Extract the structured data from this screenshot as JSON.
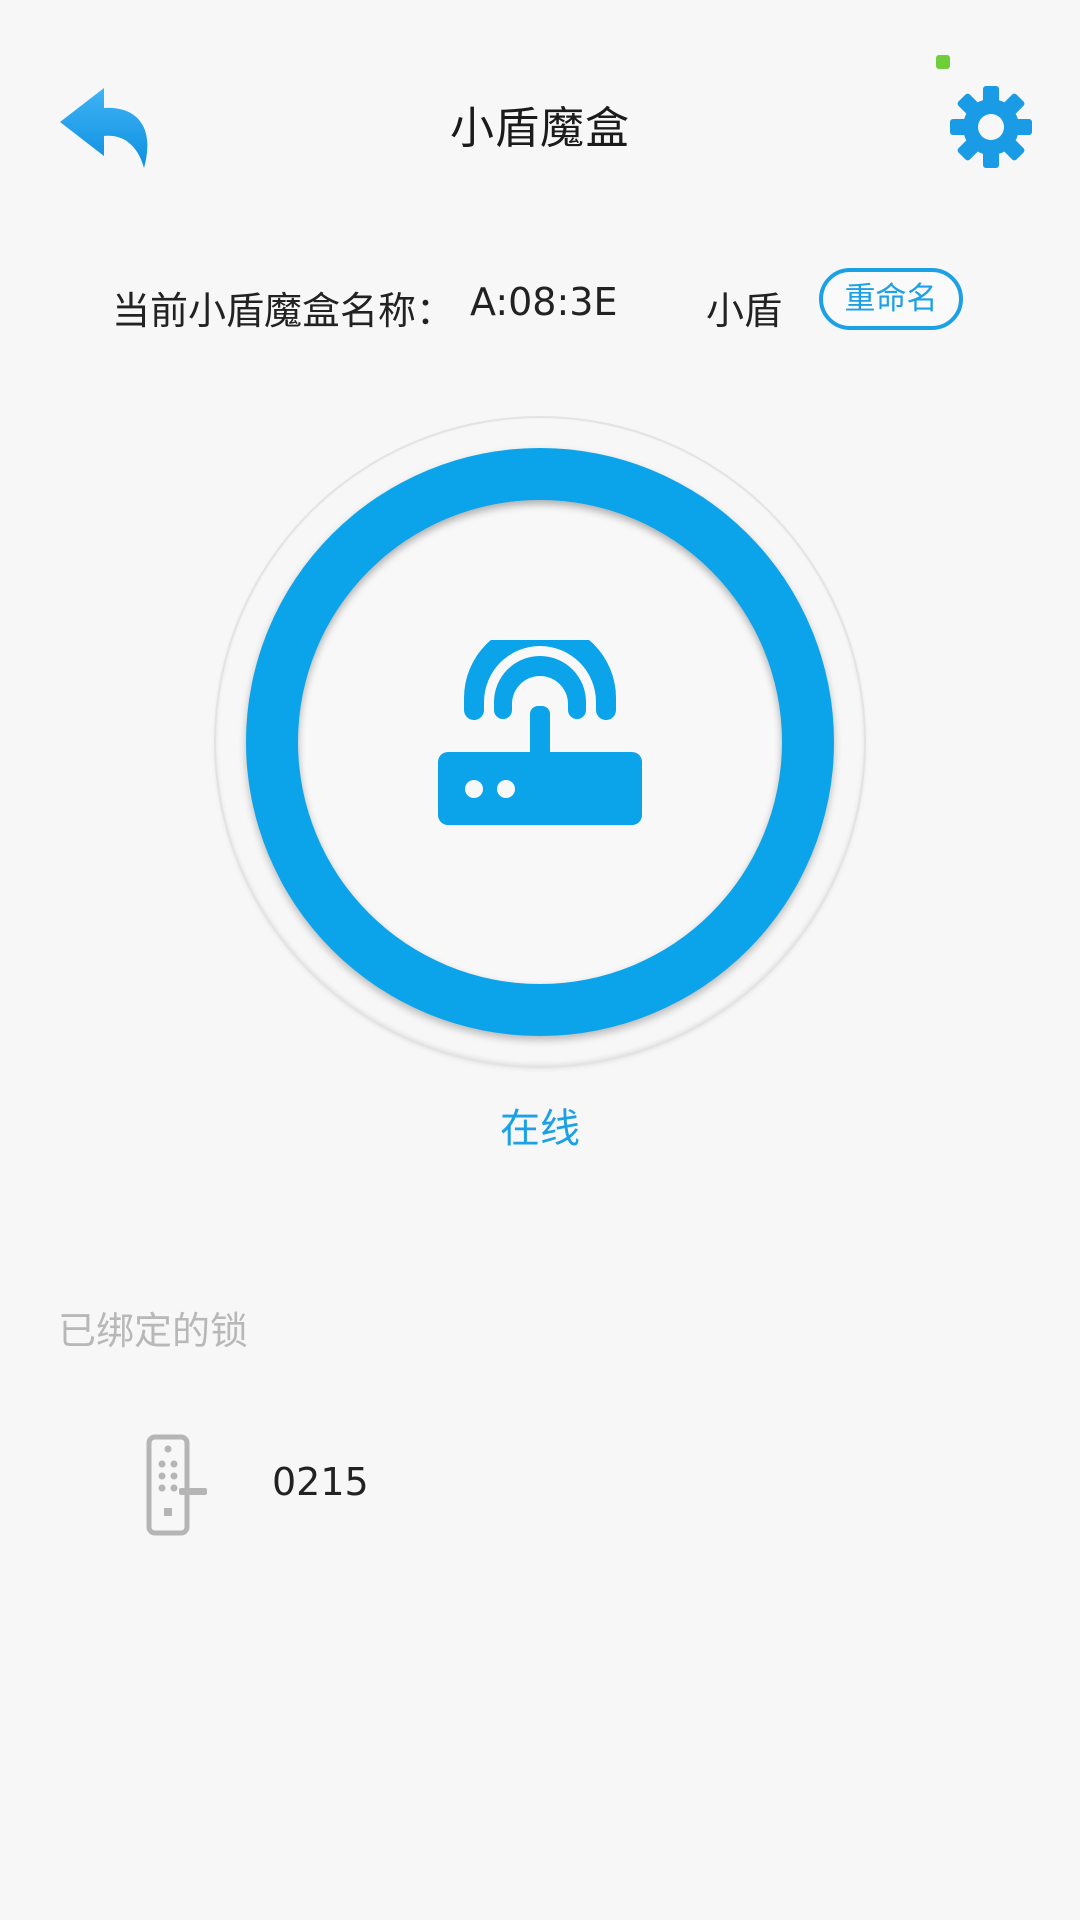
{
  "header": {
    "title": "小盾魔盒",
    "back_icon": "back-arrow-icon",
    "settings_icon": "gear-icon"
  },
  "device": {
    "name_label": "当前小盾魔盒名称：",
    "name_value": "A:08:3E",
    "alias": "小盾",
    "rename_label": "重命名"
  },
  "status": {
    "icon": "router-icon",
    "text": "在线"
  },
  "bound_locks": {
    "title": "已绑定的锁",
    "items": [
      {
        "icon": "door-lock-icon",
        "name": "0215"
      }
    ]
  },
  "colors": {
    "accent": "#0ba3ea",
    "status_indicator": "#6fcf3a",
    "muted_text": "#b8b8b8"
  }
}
------------------------------------------------------------------------
### Stated exercise
Transcribe the whole listing exactly. Pictures are excluded.

### Task solution
Extract the structured data from this screenshot as JSON.
{
  "header": {
    "title": "小盾魔盒",
    "back_icon": "back-arrow-icon",
    "settings_icon": "gear-icon"
  },
  "device": {
    "name_label": "当前小盾魔盒名称：",
    "name_value": "A:08:3E",
    "alias": "小盾",
    "rename_label": "重命名"
  },
  "status": {
    "icon": "router-icon",
    "text": "在线"
  },
  "bound_locks": {
    "title": "已绑定的锁",
    "items": [
      {
        "icon": "door-lock-icon",
        "name": "0215"
      }
    ]
  },
  "colors": {
    "accent": "#0ba3ea",
    "status_indicator": "#6fcf3a",
    "muted_text": "#b8b8b8"
  }
}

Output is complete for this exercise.